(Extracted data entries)
--------------------------------------------------

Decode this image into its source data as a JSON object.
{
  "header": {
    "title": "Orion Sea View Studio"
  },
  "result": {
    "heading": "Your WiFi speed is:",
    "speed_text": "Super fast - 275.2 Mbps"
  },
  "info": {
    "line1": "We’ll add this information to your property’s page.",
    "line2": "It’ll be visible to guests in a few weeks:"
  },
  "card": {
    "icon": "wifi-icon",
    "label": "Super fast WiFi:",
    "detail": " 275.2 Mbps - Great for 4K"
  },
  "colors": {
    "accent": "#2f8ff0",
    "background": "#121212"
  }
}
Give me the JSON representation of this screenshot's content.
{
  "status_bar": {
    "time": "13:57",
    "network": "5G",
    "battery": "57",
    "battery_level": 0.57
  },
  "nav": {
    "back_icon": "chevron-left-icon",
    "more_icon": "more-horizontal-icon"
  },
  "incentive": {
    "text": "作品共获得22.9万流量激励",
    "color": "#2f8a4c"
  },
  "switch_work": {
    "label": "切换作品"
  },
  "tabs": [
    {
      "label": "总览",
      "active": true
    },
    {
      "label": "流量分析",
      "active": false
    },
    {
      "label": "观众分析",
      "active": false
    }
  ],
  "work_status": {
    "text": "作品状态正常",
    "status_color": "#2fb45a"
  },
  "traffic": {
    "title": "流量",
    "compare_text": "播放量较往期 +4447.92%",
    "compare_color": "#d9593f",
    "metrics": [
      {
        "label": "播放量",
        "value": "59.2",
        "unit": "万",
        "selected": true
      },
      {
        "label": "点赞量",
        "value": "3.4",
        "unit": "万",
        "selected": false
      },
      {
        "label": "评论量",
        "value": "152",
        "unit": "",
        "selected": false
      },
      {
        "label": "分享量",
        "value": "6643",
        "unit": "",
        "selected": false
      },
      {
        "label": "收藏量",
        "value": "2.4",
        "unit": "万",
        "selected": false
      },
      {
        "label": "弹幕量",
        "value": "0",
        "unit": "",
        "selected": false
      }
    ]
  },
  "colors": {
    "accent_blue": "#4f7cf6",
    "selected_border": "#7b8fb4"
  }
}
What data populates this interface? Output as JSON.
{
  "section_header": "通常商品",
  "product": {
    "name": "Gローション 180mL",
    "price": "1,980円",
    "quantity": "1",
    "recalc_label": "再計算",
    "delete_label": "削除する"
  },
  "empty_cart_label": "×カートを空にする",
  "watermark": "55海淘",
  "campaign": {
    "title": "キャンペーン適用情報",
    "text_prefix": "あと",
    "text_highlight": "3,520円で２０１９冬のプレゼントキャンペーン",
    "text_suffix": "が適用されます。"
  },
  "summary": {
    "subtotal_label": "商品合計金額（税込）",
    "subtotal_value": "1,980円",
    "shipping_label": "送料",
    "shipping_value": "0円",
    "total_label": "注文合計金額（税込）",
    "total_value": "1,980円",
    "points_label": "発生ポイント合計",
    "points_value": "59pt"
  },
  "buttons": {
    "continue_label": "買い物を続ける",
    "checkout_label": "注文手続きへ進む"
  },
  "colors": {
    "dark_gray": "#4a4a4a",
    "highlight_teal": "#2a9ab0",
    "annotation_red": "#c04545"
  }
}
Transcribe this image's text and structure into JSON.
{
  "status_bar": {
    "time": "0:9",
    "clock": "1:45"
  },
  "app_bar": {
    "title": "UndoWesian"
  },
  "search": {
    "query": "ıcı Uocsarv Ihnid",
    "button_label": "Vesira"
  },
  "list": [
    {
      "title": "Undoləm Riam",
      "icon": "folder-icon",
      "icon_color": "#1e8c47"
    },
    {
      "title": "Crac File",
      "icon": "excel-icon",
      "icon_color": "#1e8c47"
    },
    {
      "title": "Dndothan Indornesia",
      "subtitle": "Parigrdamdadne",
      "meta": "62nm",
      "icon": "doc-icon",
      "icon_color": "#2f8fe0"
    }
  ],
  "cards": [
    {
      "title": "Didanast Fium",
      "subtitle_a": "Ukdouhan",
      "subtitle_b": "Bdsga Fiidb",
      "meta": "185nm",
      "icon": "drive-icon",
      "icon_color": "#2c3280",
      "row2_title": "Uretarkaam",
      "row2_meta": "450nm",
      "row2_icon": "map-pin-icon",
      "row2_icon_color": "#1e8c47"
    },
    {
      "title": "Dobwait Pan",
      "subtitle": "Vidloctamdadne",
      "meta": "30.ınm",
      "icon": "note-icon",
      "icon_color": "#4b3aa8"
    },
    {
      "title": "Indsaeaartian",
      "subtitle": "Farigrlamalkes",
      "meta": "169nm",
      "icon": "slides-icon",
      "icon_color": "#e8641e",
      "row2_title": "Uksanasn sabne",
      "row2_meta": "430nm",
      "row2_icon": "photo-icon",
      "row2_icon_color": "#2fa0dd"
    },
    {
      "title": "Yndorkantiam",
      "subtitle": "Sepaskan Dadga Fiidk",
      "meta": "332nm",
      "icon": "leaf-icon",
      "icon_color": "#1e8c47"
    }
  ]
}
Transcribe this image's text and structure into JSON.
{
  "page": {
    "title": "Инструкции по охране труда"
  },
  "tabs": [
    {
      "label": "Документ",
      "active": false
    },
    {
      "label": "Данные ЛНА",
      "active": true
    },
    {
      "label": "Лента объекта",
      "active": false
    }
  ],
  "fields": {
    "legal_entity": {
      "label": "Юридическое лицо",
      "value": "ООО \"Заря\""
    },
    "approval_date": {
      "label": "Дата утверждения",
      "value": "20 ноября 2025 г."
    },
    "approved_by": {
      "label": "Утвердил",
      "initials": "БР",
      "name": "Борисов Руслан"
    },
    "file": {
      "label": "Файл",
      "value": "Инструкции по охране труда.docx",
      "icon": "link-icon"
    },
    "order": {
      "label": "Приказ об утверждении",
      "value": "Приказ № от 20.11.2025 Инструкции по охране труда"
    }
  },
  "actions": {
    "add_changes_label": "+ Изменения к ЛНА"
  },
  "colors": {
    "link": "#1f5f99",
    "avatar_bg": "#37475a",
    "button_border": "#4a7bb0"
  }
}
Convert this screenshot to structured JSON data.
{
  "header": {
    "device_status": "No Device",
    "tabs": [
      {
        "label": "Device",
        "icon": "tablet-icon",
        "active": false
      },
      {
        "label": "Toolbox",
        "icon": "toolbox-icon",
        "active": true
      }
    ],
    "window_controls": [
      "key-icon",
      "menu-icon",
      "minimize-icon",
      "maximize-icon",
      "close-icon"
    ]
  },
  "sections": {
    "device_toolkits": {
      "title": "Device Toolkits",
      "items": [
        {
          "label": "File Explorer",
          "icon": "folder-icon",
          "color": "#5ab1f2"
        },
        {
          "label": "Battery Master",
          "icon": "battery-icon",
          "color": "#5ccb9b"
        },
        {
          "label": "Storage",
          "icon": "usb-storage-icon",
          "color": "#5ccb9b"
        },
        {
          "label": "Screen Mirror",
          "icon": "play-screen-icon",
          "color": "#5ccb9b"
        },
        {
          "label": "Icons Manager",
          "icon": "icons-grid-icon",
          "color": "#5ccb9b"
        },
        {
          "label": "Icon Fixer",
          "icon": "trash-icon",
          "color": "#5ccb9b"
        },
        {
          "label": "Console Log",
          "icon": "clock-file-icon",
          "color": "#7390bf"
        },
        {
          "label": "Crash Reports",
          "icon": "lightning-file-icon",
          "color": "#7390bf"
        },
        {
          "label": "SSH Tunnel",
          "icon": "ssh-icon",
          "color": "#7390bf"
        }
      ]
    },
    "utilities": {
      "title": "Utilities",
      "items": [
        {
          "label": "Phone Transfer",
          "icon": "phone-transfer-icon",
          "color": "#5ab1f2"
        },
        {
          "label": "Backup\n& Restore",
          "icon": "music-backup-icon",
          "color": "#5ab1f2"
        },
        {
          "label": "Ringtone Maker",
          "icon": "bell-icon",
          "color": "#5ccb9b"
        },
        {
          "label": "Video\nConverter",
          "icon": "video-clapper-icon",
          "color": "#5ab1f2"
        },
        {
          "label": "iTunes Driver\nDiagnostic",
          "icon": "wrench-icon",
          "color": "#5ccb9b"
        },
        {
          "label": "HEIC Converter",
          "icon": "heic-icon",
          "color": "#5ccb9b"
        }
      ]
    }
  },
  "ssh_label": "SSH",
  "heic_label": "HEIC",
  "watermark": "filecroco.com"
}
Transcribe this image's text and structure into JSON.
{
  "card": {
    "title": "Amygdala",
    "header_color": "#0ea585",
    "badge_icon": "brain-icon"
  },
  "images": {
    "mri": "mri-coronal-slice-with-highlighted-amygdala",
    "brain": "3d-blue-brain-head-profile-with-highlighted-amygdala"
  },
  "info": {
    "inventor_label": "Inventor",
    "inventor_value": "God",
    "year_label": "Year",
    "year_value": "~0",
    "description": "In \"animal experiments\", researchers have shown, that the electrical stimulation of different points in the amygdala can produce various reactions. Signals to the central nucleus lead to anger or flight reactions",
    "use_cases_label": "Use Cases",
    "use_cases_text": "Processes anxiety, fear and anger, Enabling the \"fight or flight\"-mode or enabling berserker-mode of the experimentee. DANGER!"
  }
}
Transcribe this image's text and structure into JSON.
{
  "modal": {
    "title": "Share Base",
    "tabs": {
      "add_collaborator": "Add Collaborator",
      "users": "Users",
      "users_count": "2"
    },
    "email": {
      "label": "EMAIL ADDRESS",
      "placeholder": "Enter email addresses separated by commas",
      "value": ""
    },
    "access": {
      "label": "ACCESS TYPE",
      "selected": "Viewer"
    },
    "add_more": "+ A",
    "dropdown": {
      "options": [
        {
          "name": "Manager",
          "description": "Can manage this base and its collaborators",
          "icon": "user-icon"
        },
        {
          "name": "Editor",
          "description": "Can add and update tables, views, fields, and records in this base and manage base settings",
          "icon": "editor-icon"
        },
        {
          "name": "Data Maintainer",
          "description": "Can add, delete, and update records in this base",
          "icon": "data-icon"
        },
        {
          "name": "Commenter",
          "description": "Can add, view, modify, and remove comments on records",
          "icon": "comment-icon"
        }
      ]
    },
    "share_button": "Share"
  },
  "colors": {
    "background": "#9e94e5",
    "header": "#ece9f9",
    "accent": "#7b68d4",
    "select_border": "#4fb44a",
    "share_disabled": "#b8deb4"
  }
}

--------------------------------------------------

**To be done**. Filter the listing above for the string "труда" and copy every matching line.

**Exercise solution**.
    "title": "Инструкции по охране труда"
      "value": "Инструкции по охране труда.docx",
      "value": "Приказ № от 20.11.2025 Инструкции по охране труда"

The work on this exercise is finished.